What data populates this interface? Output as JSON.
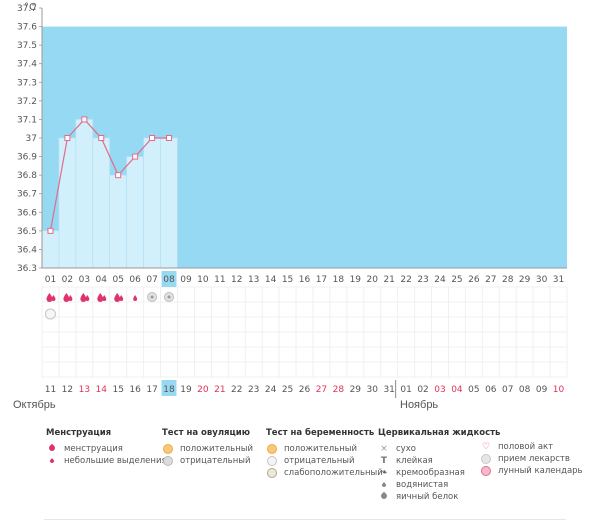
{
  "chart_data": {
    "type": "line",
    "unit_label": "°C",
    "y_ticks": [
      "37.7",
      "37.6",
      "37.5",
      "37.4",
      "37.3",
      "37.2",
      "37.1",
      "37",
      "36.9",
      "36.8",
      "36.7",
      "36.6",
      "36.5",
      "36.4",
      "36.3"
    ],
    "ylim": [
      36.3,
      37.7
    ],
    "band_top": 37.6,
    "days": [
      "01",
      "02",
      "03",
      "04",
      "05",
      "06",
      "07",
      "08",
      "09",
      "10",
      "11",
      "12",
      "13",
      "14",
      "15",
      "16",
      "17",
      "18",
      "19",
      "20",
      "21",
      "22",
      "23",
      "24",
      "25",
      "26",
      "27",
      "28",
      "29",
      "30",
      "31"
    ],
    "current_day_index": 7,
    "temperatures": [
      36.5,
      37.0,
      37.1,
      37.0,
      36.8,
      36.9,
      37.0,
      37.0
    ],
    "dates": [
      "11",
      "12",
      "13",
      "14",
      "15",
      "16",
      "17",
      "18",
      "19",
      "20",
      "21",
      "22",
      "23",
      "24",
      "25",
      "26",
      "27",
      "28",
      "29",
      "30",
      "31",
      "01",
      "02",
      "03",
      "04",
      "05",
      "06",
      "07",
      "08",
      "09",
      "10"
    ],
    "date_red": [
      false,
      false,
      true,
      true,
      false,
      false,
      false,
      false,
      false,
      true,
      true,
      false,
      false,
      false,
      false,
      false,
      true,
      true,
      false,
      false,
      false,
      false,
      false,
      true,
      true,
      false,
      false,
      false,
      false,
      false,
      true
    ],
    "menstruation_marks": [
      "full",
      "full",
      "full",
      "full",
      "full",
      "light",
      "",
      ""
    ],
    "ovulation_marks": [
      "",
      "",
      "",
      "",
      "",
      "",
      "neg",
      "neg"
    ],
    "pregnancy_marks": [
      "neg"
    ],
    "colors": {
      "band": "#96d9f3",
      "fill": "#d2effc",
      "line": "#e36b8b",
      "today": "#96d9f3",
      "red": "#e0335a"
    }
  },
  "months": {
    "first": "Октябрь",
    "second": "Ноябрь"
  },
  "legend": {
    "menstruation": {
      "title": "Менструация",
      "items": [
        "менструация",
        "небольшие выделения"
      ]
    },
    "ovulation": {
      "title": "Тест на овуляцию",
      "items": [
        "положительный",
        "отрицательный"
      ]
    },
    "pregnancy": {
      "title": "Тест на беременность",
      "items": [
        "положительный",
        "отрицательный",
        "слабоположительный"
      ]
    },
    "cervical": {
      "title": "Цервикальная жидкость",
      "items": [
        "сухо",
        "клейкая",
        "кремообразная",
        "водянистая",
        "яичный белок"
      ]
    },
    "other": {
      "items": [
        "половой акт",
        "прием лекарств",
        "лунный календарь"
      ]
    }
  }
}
==
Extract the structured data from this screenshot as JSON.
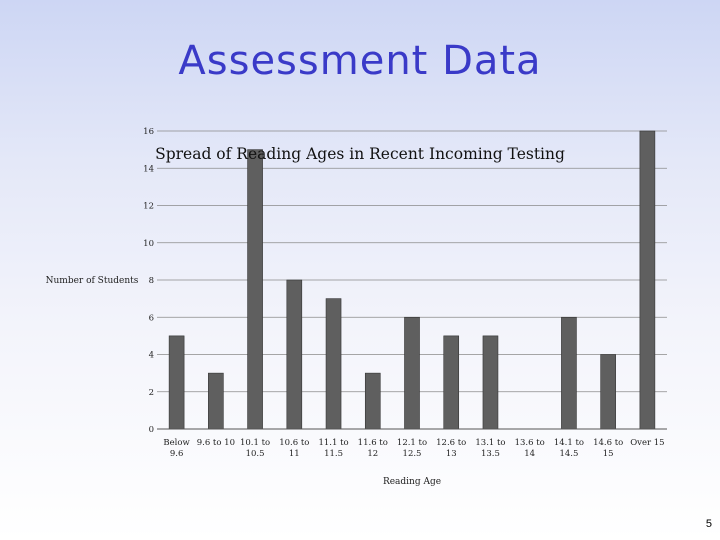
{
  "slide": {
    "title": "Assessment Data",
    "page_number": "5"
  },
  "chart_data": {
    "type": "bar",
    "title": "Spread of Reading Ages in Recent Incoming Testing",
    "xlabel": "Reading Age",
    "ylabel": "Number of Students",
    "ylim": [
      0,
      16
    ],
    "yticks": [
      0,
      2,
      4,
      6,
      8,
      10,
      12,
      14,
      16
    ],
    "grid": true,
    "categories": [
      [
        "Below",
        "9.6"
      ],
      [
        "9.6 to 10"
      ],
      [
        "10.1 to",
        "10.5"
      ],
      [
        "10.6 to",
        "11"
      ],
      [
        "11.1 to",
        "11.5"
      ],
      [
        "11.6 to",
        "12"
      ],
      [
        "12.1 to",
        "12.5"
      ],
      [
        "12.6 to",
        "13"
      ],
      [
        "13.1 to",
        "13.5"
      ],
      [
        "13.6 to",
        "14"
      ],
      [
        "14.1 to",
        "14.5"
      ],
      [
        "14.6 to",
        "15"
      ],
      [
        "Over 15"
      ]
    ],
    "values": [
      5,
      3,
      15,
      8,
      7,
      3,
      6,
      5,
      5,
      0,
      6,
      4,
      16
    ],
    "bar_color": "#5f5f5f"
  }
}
...
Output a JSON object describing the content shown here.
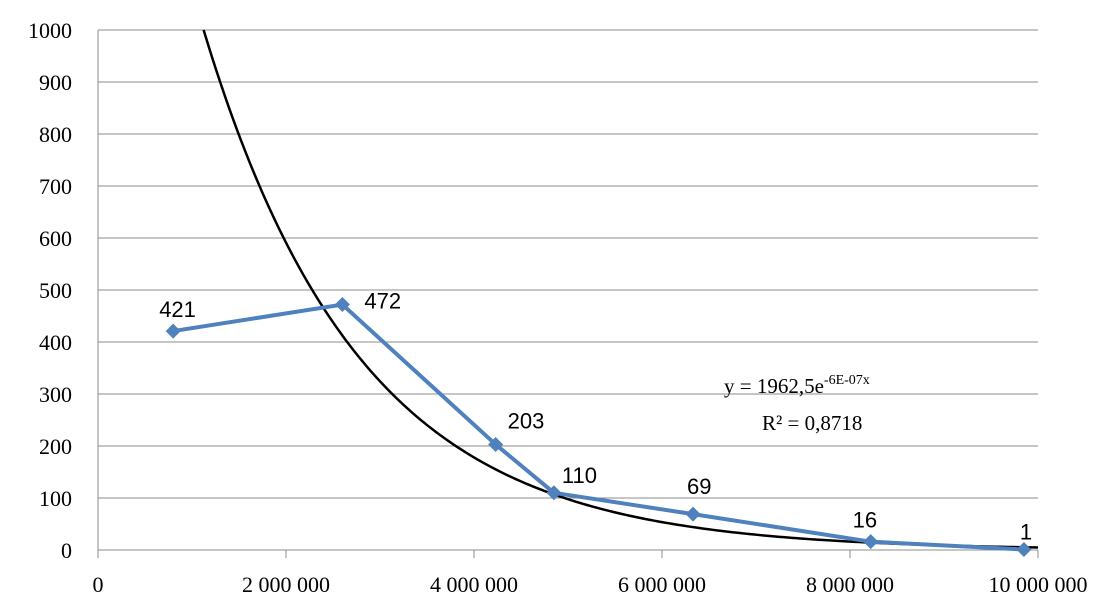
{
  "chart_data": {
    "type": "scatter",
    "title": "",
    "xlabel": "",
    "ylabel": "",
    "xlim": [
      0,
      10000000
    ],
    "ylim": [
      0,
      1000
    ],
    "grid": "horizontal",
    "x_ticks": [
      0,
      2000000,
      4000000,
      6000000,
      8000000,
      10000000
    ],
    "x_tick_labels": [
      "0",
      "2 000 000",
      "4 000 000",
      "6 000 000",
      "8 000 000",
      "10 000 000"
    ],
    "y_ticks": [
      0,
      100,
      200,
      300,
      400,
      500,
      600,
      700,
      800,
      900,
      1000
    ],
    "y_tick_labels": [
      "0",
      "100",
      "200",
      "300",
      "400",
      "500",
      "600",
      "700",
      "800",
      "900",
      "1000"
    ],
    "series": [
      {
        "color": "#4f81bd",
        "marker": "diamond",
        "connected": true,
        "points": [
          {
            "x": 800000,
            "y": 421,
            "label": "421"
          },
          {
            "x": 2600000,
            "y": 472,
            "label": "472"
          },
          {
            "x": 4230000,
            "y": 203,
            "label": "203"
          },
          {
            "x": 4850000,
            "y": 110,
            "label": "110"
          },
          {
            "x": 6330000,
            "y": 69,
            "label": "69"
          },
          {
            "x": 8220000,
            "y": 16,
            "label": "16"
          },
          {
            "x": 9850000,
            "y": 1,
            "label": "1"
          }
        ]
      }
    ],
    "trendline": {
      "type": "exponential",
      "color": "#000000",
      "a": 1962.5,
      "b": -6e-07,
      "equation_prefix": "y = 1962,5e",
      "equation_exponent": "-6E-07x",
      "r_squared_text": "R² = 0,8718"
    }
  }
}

__Request__:
Scan the data above and copy every line with "type" in it.

__The answer__:
    "type": "line",
    "type": "bar",
    "type": "scatter",
      "type": "exponential",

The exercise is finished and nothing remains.